Some records:
****************************************

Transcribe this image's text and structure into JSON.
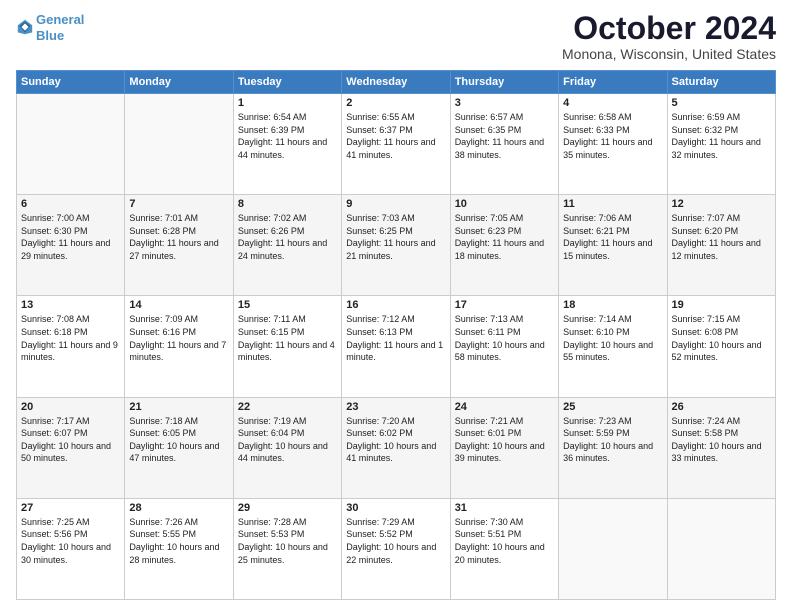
{
  "header": {
    "logo_line1": "General",
    "logo_line2": "Blue",
    "month": "October 2024",
    "location": "Monona, Wisconsin, United States"
  },
  "weekdays": [
    "Sunday",
    "Monday",
    "Tuesday",
    "Wednesday",
    "Thursday",
    "Friday",
    "Saturday"
  ],
  "weeks": [
    [
      {
        "day": "",
        "sunrise": "",
        "sunset": "",
        "daylight": ""
      },
      {
        "day": "",
        "sunrise": "",
        "sunset": "",
        "daylight": ""
      },
      {
        "day": "1",
        "sunrise": "Sunrise: 6:54 AM",
        "sunset": "Sunset: 6:39 PM",
        "daylight": "Daylight: 11 hours and 44 minutes."
      },
      {
        "day": "2",
        "sunrise": "Sunrise: 6:55 AM",
        "sunset": "Sunset: 6:37 PM",
        "daylight": "Daylight: 11 hours and 41 minutes."
      },
      {
        "day": "3",
        "sunrise": "Sunrise: 6:57 AM",
        "sunset": "Sunset: 6:35 PM",
        "daylight": "Daylight: 11 hours and 38 minutes."
      },
      {
        "day": "4",
        "sunrise": "Sunrise: 6:58 AM",
        "sunset": "Sunset: 6:33 PM",
        "daylight": "Daylight: 11 hours and 35 minutes."
      },
      {
        "day": "5",
        "sunrise": "Sunrise: 6:59 AM",
        "sunset": "Sunset: 6:32 PM",
        "daylight": "Daylight: 11 hours and 32 minutes."
      }
    ],
    [
      {
        "day": "6",
        "sunrise": "Sunrise: 7:00 AM",
        "sunset": "Sunset: 6:30 PM",
        "daylight": "Daylight: 11 hours and 29 minutes."
      },
      {
        "day": "7",
        "sunrise": "Sunrise: 7:01 AM",
        "sunset": "Sunset: 6:28 PM",
        "daylight": "Daylight: 11 hours and 27 minutes."
      },
      {
        "day": "8",
        "sunrise": "Sunrise: 7:02 AM",
        "sunset": "Sunset: 6:26 PM",
        "daylight": "Daylight: 11 hours and 24 minutes."
      },
      {
        "day": "9",
        "sunrise": "Sunrise: 7:03 AM",
        "sunset": "Sunset: 6:25 PM",
        "daylight": "Daylight: 11 hours and 21 minutes."
      },
      {
        "day": "10",
        "sunrise": "Sunrise: 7:05 AM",
        "sunset": "Sunset: 6:23 PM",
        "daylight": "Daylight: 11 hours and 18 minutes."
      },
      {
        "day": "11",
        "sunrise": "Sunrise: 7:06 AM",
        "sunset": "Sunset: 6:21 PM",
        "daylight": "Daylight: 11 hours and 15 minutes."
      },
      {
        "day": "12",
        "sunrise": "Sunrise: 7:07 AM",
        "sunset": "Sunset: 6:20 PM",
        "daylight": "Daylight: 11 hours and 12 minutes."
      }
    ],
    [
      {
        "day": "13",
        "sunrise": "Sunrise: 7:08 AM",
        "sunset": "Sunset: 6:18 PM",
        "daylight": "Daylight: 11 hours and 9 minutes."
      },
      {
        "day": "14",
        "sunrise": "Sunrise: 7:09 AM",
        "sunset": "Sunset: 6:16 PM",
        "daylight": "Daylight: 11 hours and 7 minutes."
      },
      {
        "day": "15",
        "sunrise": "Sunrise: 7:11 AM",
        "sunset": "Sunset: 6:15 PM",
        "daylight": "Daylight: 11 hours and 4 minutes."
      },
      {
        "day": "16",
        "sunrise": "Sunrise: 7:12 AM",
        "sunset": "Sunset: 6:13 PM",
        "daylight": "Daylight: 11 hours and 1 minute."
      },
      {
        "day": "17",
        "sunrise": "Sunrise: 7:13 AM",
        "sunset": "Sunset: 6:11 PM",
        "daylight": "Daylight: 10 hours and 58 minutes."
      },
      {
        "day": "18",
        "sunrise": "Sunrise: 7:14 AM",
        "sunset": "Sunset: 6:10 PM",
        "daylight": "Daylight: 10 hours and 55 minutes."
      },
      {
        "day": "19",
        "sunrise": "Sunrise: 7:15 AM",
        "sunset": "Sunset: 6:08 PM",
        "daylight": "Daylight: 10 hours and 52 minutes."
      }
    ],
    [
      {
        "day": "20",
        "sunrise": "Sunrise: 7:17 AM",
        "sunset": "Sunset: 6:07 PM",
        "daylight": "Daylight: 10 hours and 50 minutes."
      },
      {
        "day": "21",
        "sunrise": "Sunrise: 7:18 AM",
        "sunset": "Sunset: 6:05 PM",
        "daylight": "Daylight: 10 hours and 47 minutes."
      },
      {
        "day": "22",
        "sunrise": "Sunrise: 7:19 AM",
        "sunset": "Sunset: 6:04 PM",
        "daylight": "Daylight: 10 hours and 44 minutes."
      },
      {
        "day": "23",
        "sunrise": "Sunrise: 7:20 AM",
        "sunset": "Sunset: 6:02 PM",
        "daylight": "Daylight: 10 hours and 41 minutes."
      },
      {
        "day": "24",
        "sunrise": "Sunrise: 7:21 AM",
        "sunset": "Sunset: 6:01 PM",
        "daylight": "Daylight: 10 hours and 39 minutes."
      },
      {
        "day": "25",
        "sunrise": "Sunrise: 7:23 AM",
        "sunset": "Sunset: 5:59 PM",
        "daylight": "Daylight: 10 hours and 36 minutes."
      },
      {
        "day": "26",
        "sunrise": "Sunrise: 7:24 AM",
        "sunset": "Sunset: 5:58 PM",
        "daylight": "Daylight: 10 hours and 33 minutes."
      }
    ],
    [
      {
        "day": "27",
        "sunrise": "Sunrise: 7:25 AM",
        "sunset": "Sunset: 5:56 PM",
        "daylight": "Daylight: 10 hours and 30 minutes."
      },
      {
        "day": "28",
        "sunrise": "Sunrise: 7:26 AM",
        "sunset": "Sunset: 5:55 PM",
        "daylight": "Daylight: 10 hours and 28 minutes."
      },
      {
        "day": "29",
        "sunrise": "Sunrise: 7:28 AM",
        "sunset": "Sunset: 5:53 PM",
        "daylight": "Daylight: 10 hours and 25 minutes."
      },
      {
        "day": "30",
        "sunrise": "Sunrise: 7:29 AM",
        "sunset": "Sunset: 5:52 PM",
        "daylight": "Daylight: 10 hours and 22 minutes."
      },
      {
        "day": "31",
        "sunrise": "Sunrise: 7:30 AM",
        "sunset": "Sunset: 5:51 PM",
        "daylight": "Daylight: 10 hours and 20 minutes."
      },
      {
        "day": "",
        "sunrise": "",
        "sunset": "",
        "daylight": ""
      },
      {
        "day": "",
        "sunrise": "",
        "sunset": "",
        "daylight": ""
      }
    ]
  ]
}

****************************************

■ AIM ■
In this exercise, set down all of the data exactly, without the pictures.

■ SOLUTION TO THE EXERCISE ■
Transcribe this image's text and structure into JSON.
{
  "header": {
    "logo_line1": "General",
    "logo_line2": "Blue",
    "month": "October 2024",
    "location": "Monona, Wisconsin, United States"
  },
  "weekdays": [
    "Sunday",
    "Monday",
    "Tuesday",
    "Wednesday",
    "Thursday",
    "Friday",
    "Saturday"
  ],
  "weeks": [
    [
      {
        "day": "",
        "sunrise": "",
        "sunset": "",
        "daylight": ""
      },
      {
        "day": "",
        "sunrise": "",
        "sunset": "",
        "daylight": ""
      },
      {
        "day": "1",
        "sunrise": "Sunrise: 6:54 AM",
        "sunset": "Sunset: 6:39 PM",
        "daylight": "Daylight: 11 hours and 44 minutes."
      },
      {
        "day": "2",
        "sunrise": "Sunrise: 6:55 AM",
        "sunset": "Sunset: 6:37 PM",
        "daylight": "Daylight: 11 hours and 41 minutes."
      },
      {
        "day": "3",
        "sunrise": "Sunrise: 6:57 AM",
        "sunset": "Sunset: 6:35 PM",
        "daylight": "Daylight: 11 hours and 38 minutes."
      },
      {
        "day": "4",
        "sunrise": "Sunrise: 6:58 AM",
        "sunset": "Sunset: 6:33 PM",
        "daylight": "Daylight: 11 hours and 35 minutes."
      },
      {
        "day": "5",
        "sunrise": "Sunrise: 6:59 AM",
        "sunset": "Sunset: 6:32 PM",
        "daylight": "Daylight: 11 hours and 32 minutes."
      }
    ],
    [
      {
        "day": "6",
        "sunrise": "Sunrise: 7:00 AM",
        "sunset": "Sunset: 6:30 PM",
        "daylight": "Daylight: 11 hours and 29 minutes."
      },
      {
        "day": "7",
        "sunrise": "Sunrise: 7:01 AM",
        "sunset": "Sunset: 6:28 PM",
        "daylight": "Daylight: 11 hours and 27 minutes."
      },
      {
        "day": "8",
        "sunrise": "Sunrise: 7:02 AM",
        "sunset": "Sunset: 6:26 PM",
        "daylight": "Daylight: 11 hours and 24 minutes."
      },
      {
        "day": "9",
        "sunrise": "Sunrise: 7:03 AM",
        "sunset": "Sunset: 6:25 PM",
        "daylight": "Daylight: 11 hours and 21 minutes."
      },
      {
        "day": "10",
        "sunrise": "Sunrise: 7:05 AM",
        "sunset": "Sunset: 6:23 PM",
        "daylight": "Daylight: 11 hours and 18 minutes."
      },
      {
        "day": "11",
        "sunrise": "Sunrise: 7:06 AM",
        "sunset": "Sunset: 6:21 PM",
        "daylight": "Daylight: 11 hours and 15 minutes."
      },
      {
        "day": "12",
        "sunrise": "Sunrise: 7:07 AM",
        "sunset": "Sunset: 6:20 PM",
        "daylight": "Daylight: 11 hours and 12 minutes."
      }
    ],
    [
      {
        "day": "13",
        "sunrise": "Sunrise: 7:08 AM",
        "sunset": "Sunset: 6:18 PM",
        "daylight": "Daylight: 11 hours and 9 minutes."
      },
      {
        "day": "14",
        "sunrise": "Sunrise: 7:09 AM",
        "sunset": "Sunset: 6:16 PM",
        "daylight": "Daylight: 11 hours and 7 minutes."
      },
      {
        "day": "15",
        "sunrise": "Sunrise: 7:11 AM",
        "sunset": "Sunset: 6:15 PM",
        "daylight": "Daylight: 11 hours and 4 minutes."
      },
      {
        "day": "16",
        "sunrise": "Sunrise: 7:12 AM",
        "sunset": "Sunset: 6:13 PM",
        "daylight": "Daylight: 11 hours and 1 minute."
      },
      {
        "day": "17",
        "sunrise": "Sunrise: 7:13 AM",
        "sunset": "Sunset: 6:11 PM",
        "daylight": "Daylight: 10 hours and 58 minutes."
      },
      {
        "day": "18",
        "sunrise": "Sunrise: 7:14 AM",
        "sunset": "Sunset: 6:10 PM",
        "daylight": "Daylight: 10 hours and 55 minutes."
      },
      {
        "day": "19",
        "sunrise": "Sunrise: 7:15 AM",
        "sunset": "Sunset: 6:08 PM",
        "daylight": "Daylight: 10 hours and 52 minutes."
      }
    ],
    [
      {
        "day": "20",
        "sunrise": "Sunrise: 7:17 AM",
        "sunset": "Sunset: 6:07 PM",
        "daylight": "Daylight: 10 hours and 50 minutes."
      },
      {
        "day": "21",
        "sunrise": "Sunrise: 7:18 AM",
        "sunset": "Sunset: 6:05 PM",
        "daylight": "Daylight: 10 hours and 47 minutes."
      },
      {
        "day": "22",
        "sunrise": "Sunrise: 7:19 AM",
        "sunset": "Sunset: 6:04 PM",
        "daylight": "Daylight: 10 hours and 44 minutes."
      },
      {
        "day": "23",
        "sunrise": "Sunrise: 7:20 AM",
        "sunset": "Sunset: 6:02 PM",
        "daylight": "Daylight: 10 hours and 41 minutes."
      },
      {
        "day": "24",
        "sunrise": "Sunrise: 7:21 AM",
        "sunset": "Sunset: 6:01 PM",
        "daylight": "Daylight: 10 hours and 39 minutes."
      },
      {
        "day": "25",
        "sunrise": "Sunrise: 7:23 AM",
        "sunset": "Sunset: 5:59 PM",
        "daylight": "Daylight: 10 hours and 36 minutes."
      },
      {
        "day": "26",
        "sunrise": "Sunrise: 7:24 AM",
        "sunset": "Sunset: 5:58 PM",
        "daylight": "Daylight: 10 hours and 33 minutes."
      }
    ],
    [
      {
        "day": "27",
        "sunrise": "Sunrise: 7:25 AM",
        "sunset": "Sunset: 5:56 PM",
        "daylight": "Daylight: 10 hours and 30 minutes."
      },
      {
        "day": "28",
        "sunrise": "Sunrise: 7:26 AM",
        "sunset": "Sunset: 5:55 PM",
        "daylight": "Daylight: 10 hours and 28 minutes."
      },
      {
        "day": "29",
        "sunrise": "Sunrise: 7:28 AM",
        "sunset": "Sunset: 5:53 PM",
        "daylight": "Daylight: 10 hours and 25 minutes."
      },
      {
        "day": "30",
        "sunrise": "Sunrise: 7:29 AM",
        "sunset": "Sunset: 5:52 PM",
        "daylight": "Daylight: 10 hours and 22 minutes."
      },
      {
        "day": "31",
        "sunrise": "Sunrise: 7:30 AM",
        "sunset": "Sunset: 5:51 PM",
        "daylight": "Daylight: 10 hours and 20 minutes."
      },
      {
        "day": "",
        "sunrise": "",
        "sunset": "",
        "daylight": ""
      },
      {
        "day": "",
        "sunrise": "",
        "sunset": "",
        "daylight": ""
      }
    ]
  ]
}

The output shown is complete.